[Extracted data entries]
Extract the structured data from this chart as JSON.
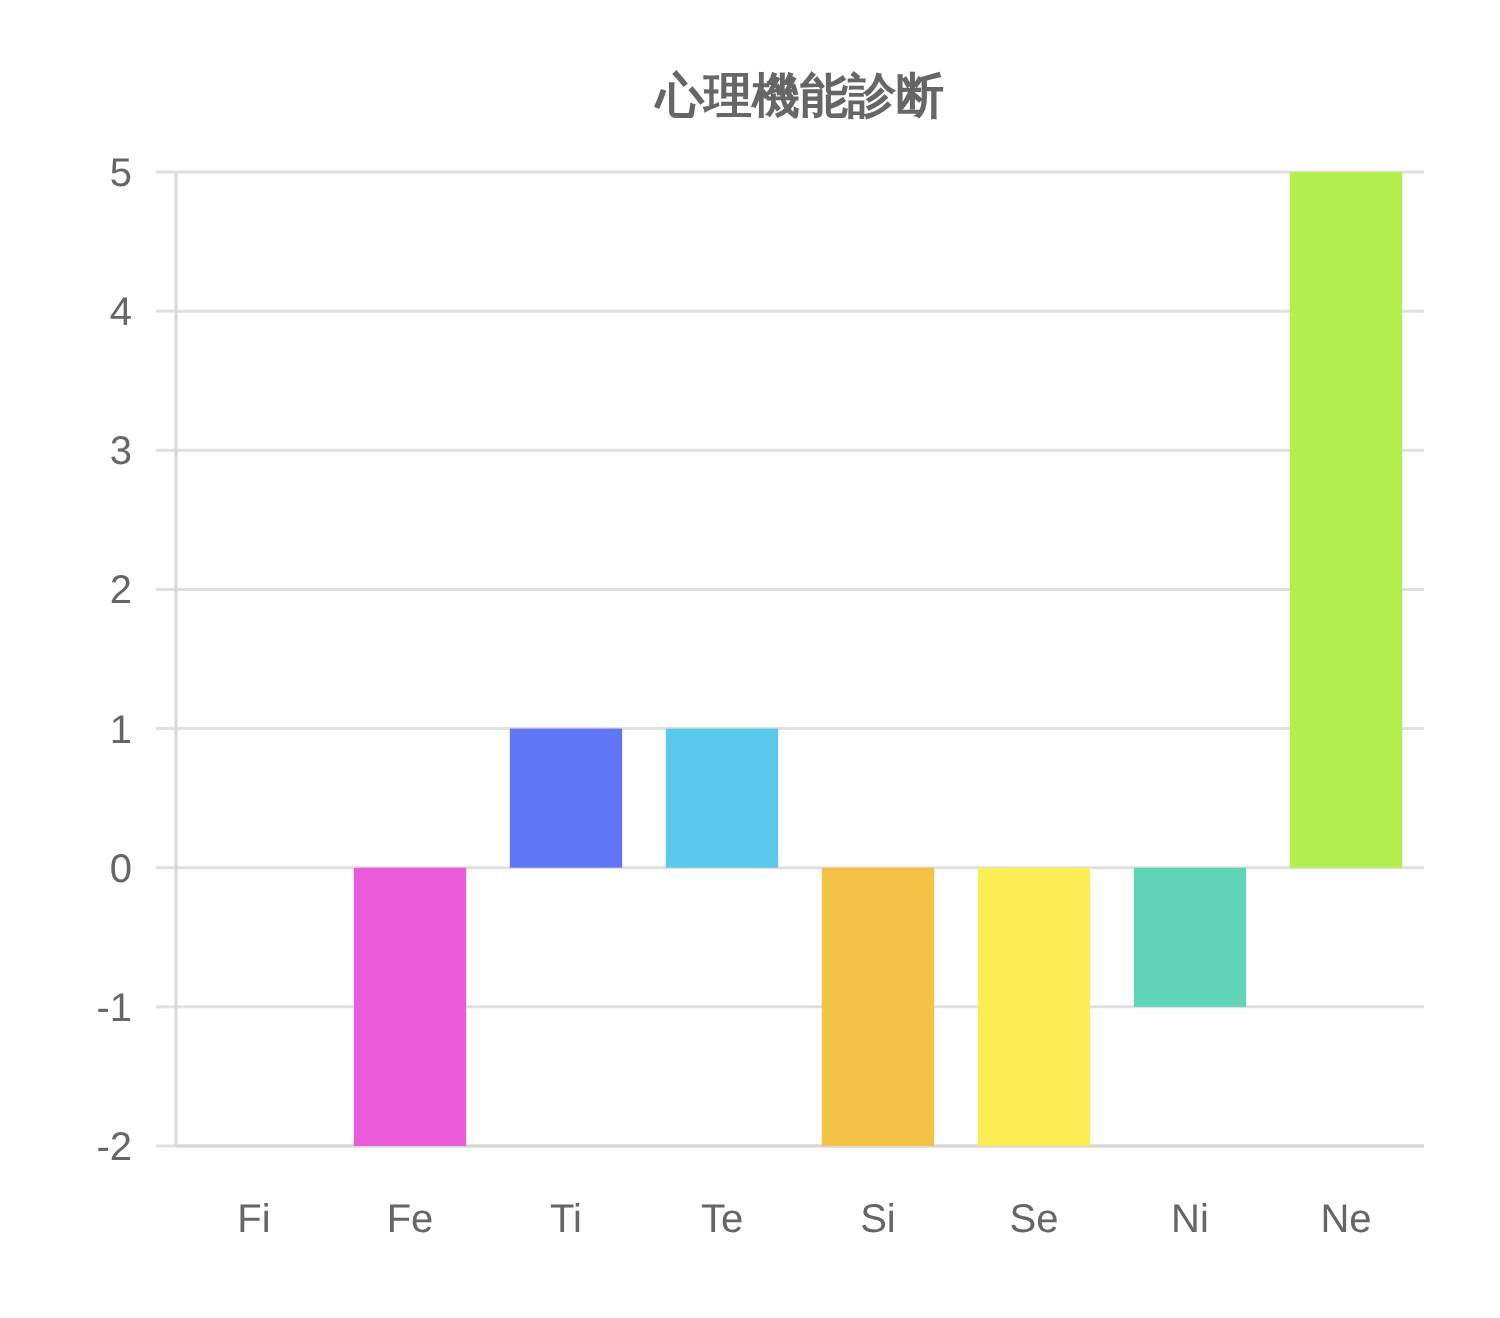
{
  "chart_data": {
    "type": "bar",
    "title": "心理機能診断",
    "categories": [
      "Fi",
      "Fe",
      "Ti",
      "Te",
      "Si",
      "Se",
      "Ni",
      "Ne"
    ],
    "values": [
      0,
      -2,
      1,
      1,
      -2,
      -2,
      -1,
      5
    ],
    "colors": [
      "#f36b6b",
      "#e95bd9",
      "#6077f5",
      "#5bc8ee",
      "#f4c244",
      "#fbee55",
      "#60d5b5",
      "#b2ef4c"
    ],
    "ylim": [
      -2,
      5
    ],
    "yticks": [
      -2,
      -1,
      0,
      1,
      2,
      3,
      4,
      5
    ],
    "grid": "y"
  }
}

◆ TASK STATEMENT ◆
Transcribe the material as is, with images omitted.

◆ WRITTEN ANSWER ◆
Extract the structured data from this chart as JSON.
{
  "chart_data": {
    "type": "bar",
    "title": "心理機能診断",
    "categories": [
      "Fi",
      "Fe",
      "Ti",
      "Te",
      "Si",
      "Se",
      "Ni",
      "Ne"
    ],
    "values": [
      0,
      -2,
      1,
      1,
      -2,
      -2,
      -1,
      5
    ],
    "colors": [
      "#f36b6b",
      "#e95bd9",
      "#6077f5",
      "#5bc8ee",
      "#f4c244",
      "#fbee55",
      "#60d5b5",
      "#b2ef4c"
    ],
    "ylim": [
      -2,
      5
    ],
    "yticks": [
      -2,
      -1,
      0,
      1,
      2,
      3,
      4,
      5
    ],
    "grid": "y"
  }
}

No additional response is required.